The task —
Transcribe each of the records below exactly, excluding all pictures.

[Dataset records]
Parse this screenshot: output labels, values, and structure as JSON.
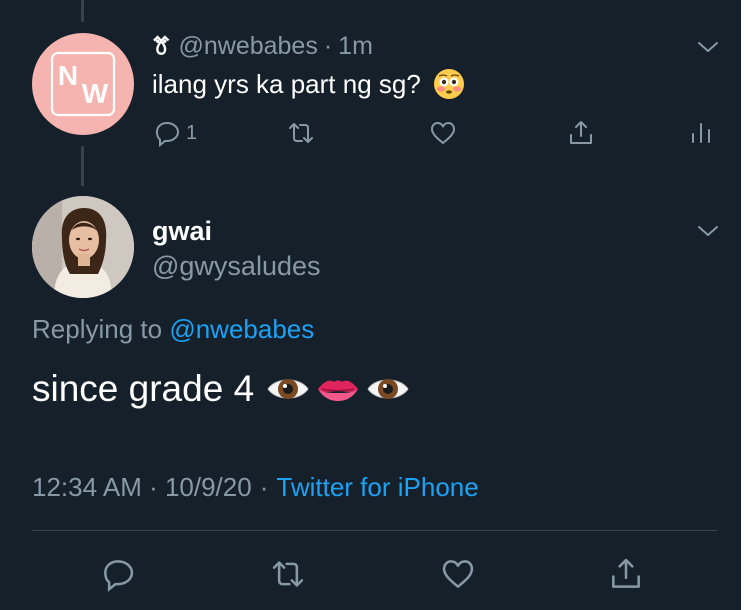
{
  "parent": {
    "display_name": "ꔢ",
    "handle": "@nwebabes",
    "separator": "·",
    "time": "1m",
    "text": "ilang yrs ka part ng sg?",
    "reply_count": "1",
    "avatar_logo": "NW",
    "icons": [
      "reply-icon",
      "retweet-icon",
      "like-icon",
      "share-icon",
      "analytics-icon",
      "chevron-down-icon",
      "flushed-face-emoji"
    ]
  },
  "tweet": {
    "display_name": "gwai",
    "handle": "@gwysaludes",
    "replying_prefix": "Replying to",
    "replying_handle": "@nwebabes",
    "text": "since grade 4",
    "emojis": [
      "eye-emoji",
      "lips-emoji",
      "eye-emoji"
    ],
    "timestamp": "12:34 AM · 10/9/20",
    "meta_separator": "·",
    "source": "Twitter for iPhone",
    "icons": [
      "reply-icon",
      "retweet-icon",
      "like-icon",
      "share-icon",
      "chevron-down-icon"
    ]
  },
  "colors": {
    "background": "#15202b",
    "secondary_text": "#8899a6",
    "link": "#1da1f2",
    "divider": "#38444d",
    "nw_avatar": "#f5b4b0"
  }
}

In response —
Parse this screenshot: output labels, values, and structure as JSON.
{
  "parent": {
    "display_name": "ꔢ",
    "handle": "@nwebabes",
    "separator": "·",
    "time": "1m",
    "text": "ilang yrs ka part ng sg?",
    "reply_count": "1",
    "avatar_logo": "NW",
    "icons": [
      "reply-icon",
      "retweet-icon",
      "like-icon",
      "share-icon",
      "analytics-icon",
      "chevron-down-icon",
      "flushed-face-emoji"
    ]
  },
  "tweet": {
    "display_name": "gwai",
    "handle": "@gwysaludes",
    "replying_prefix": "Replying to",
    "replying_handle": "@nwebabes",
    "text": "since grade 4",
    "emojis": [
      "eye-emoji",
      "lips-emoji",
      "eye-emoji"
    ],
    "timestamp": "12:34 AM · 10/9/20",
    "meta_separator": "·",
    "source": "Twitter for iPhone",
    "icons": [
      "reply-icon",
      "retweet-icon",
      "like-icon",
      "share-icon",
      "chevron-down-icon"
    ]
  },
  "colors": {
    "background": "#15202b",
    "secondary_text": "#8899a6",
    "link": "#1da1f2",
    "divider": "#38444d",
    "nw_avatar": "#f5b4b0"
  }
}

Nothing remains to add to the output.